Retype all the entries word for word, but omit the pictures.

[Stored dataset items]
************
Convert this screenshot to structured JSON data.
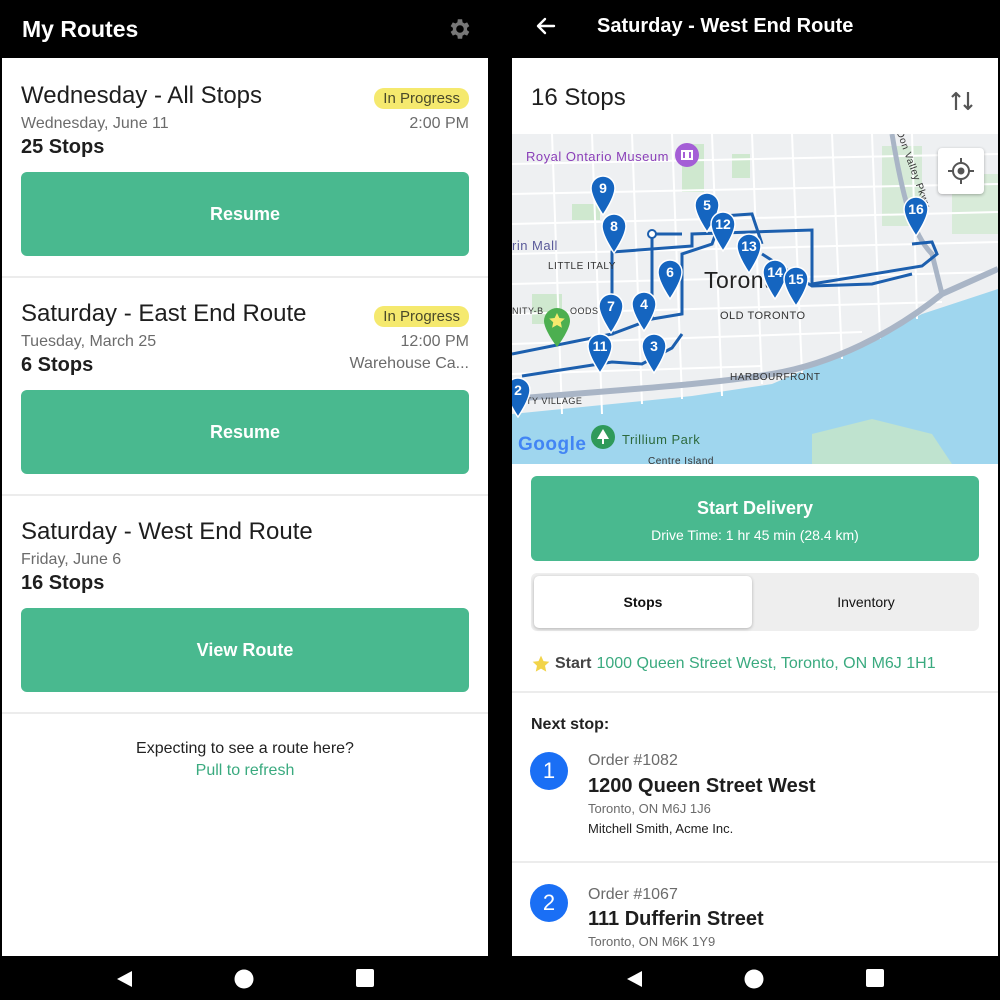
{
  "left": {
    "title": "My Routes",
    "routes": [
      {
        "name": "Wednesday - All Stops",
        "date": "Wednesday, June 11",
        "stops": "25 Stops",
        "badge": "In Progress",
        "time": "2:00 PM",
        "location": "",
        "button": "Resume"
      },
      {
        "name": "Saturday - East End Route",
        "date": "Tuesday, March 25",
        "stops": "6 Stops",
        "badge": "In Progress",
        "time": "12:00 PM",
        "location": "Warehouse Ca...",
        "button": "Resume"
      },
      {
        "name": "Saturday - West End Route",
        "date": "Friday, June 6",
        "stops": "16 Stops",
        "badge": "",
        "time": "",
        "location": "",
        "button": "View Route"
      }
    ],
    "empty_note": "Expecting to see a route here?",
    "refresh_link": "Pull to refresh"
  },
  "right": {
    "title": "Saturday - West End Route",
    "stops_count": "16 Stops",
    "map": {
      "labels": [
        "Royal Ontario Museum",
        "Toronto",
        "LITTLE ITALY",
        "OLD TORONTO",
        "HARBOURFRONT",
        "Trillium Park",
        "Google",
        "Don Valley Pkwy",
        "rin Mall",
        "NITY-B",
        "OODS",
        "TY VILLAGE",
        "Centre Island"
      ],
      "pins": [
        "9",
        "5",
        "8",
        "12",
        "13",
        "6",
        "14",
        "15",
        "16",
        "7",
        "4",
        "11",
        "3",
        "2"
      ]
    },
    "start_delivery": "Start Delivery",
    "drive_time": "Drive Time: 1 hr 45 min (28.4 km)",
    "tabs": [
      "Stops",
      "Inventory"
    ],
    "start_label": "Start",
    "start_address": "1000 Queen Street West, Toronto, ON M6J 1H1",
    "next_stop_label": "Next stop:",
    "stops": [
      {
        "num": "1",
        "order": "Order #1082",
        "address": "1200 Queen Street West",
        "city": "Toronto, ON M6J 1J6",
        "customer": "Mitchell Smith, Acme Inc."
      },
      {
        "num": "2",
        "order": "Order #1067",
        "address": "111 Dufferin Street",
        "city": "Toronto, ON M6K 1Y9",
        "customer": ""
      }
    ]
  },
  "colors": {
    "accent": "#49b98f",
    "badge": "#f5e96e",
    "pin": "#1565c0",
    "stop_number": "#1a6ff5",
    "link": "#3aaa7f"
  }
}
************
[ANSWER FOR THE TASK]
Convert this screenshot to structured JSON data.
{
  "left": {
    "title": "My Routes",
    "routes": [
      {
        "name": "Wednesday - All Stops",
        "date": "Wednesday, June 11",
        "stops": "25 Stops",
        "badge": "In Progress",
        "time": "2:00 PM",
        "location": "",
        "button": "Resume"
      },
      {
        "name": "Saturday - East End Route",
        "date": "Tuesday, March 25",
        "stops": "6 Stops",
        "badge": "In Progress",
        "time": "12:00 PM",
        "location": "Warehouse Ca...",
        "button": "Resume"
      },
      {
        "name": "Saturday - West End Route",
        "date": "Friday, June 6",
        "stops": "16 Stops",
        "badge": "",
        "time": "",
        "location": "",
        "button": "View Route"
      }
    ],
    "empty_note": "Expecting to see a route here?",
    "refresh_link": "Pull to refresh"
  },
  "right": {
    "title": "Saturday - West End Route",
    "stops_count": "16 Stops",
    "map": {
      "labels": [
        "Royal Ontario Museum",
        "Toronto",
        "LITTLE ITALY",
        "OLD TORONTO",
        "HARBOURFRONT",
        "Trillium Park",
        "Google",
        "Don Valley Pkwy",
        "rin Mall",
        "NITY-B",
        "OODS",
        "TY VILLAGE",
        "Centre Island"
      ],
      "pins": [
        "9",
        "5",
        "8",
        "12",
        "13",
        "6",
        "14",
        "15",
        "16",
        "7",
        "4",
        "11",
        "3",
        "2"
      ]
    },
    "start_delivery": "Start Delivery",
    "drive_time": "Drive Time: 1 hr 45 min (28.4 km)",
    "tabs": [
      "Stops",
      "Inventory"
    ],
    "start_label": "Start",
    "start_address": "1000 Queen Street West, Toronto, ON M6J 1H1",
    "next_stop_label": "Next stop:",
    "stops": [
      {
        "num": "1",
        "order": "Order #1082",
        "address": "1200 Queen Street West",
        "city": "Toronto, ON M6J 1J6",
        "customer": "Mitchell Smith, Acme Inc."
      },
      {
        "num": "2",
        "order": "Order #1067",
        "address": "111 Dufferin Street",
        "city": "Toronto, ON M6K 1Y9",
        "customer": ""
      }
    ]
  },
  "colors": {
    "accent": "#49b98f",
    "badge": "#f5e96e",
    "pin": "#1565c0",
    "stop_number": "#1a6ff5",
    "link": "#3aaa7f"
  }
}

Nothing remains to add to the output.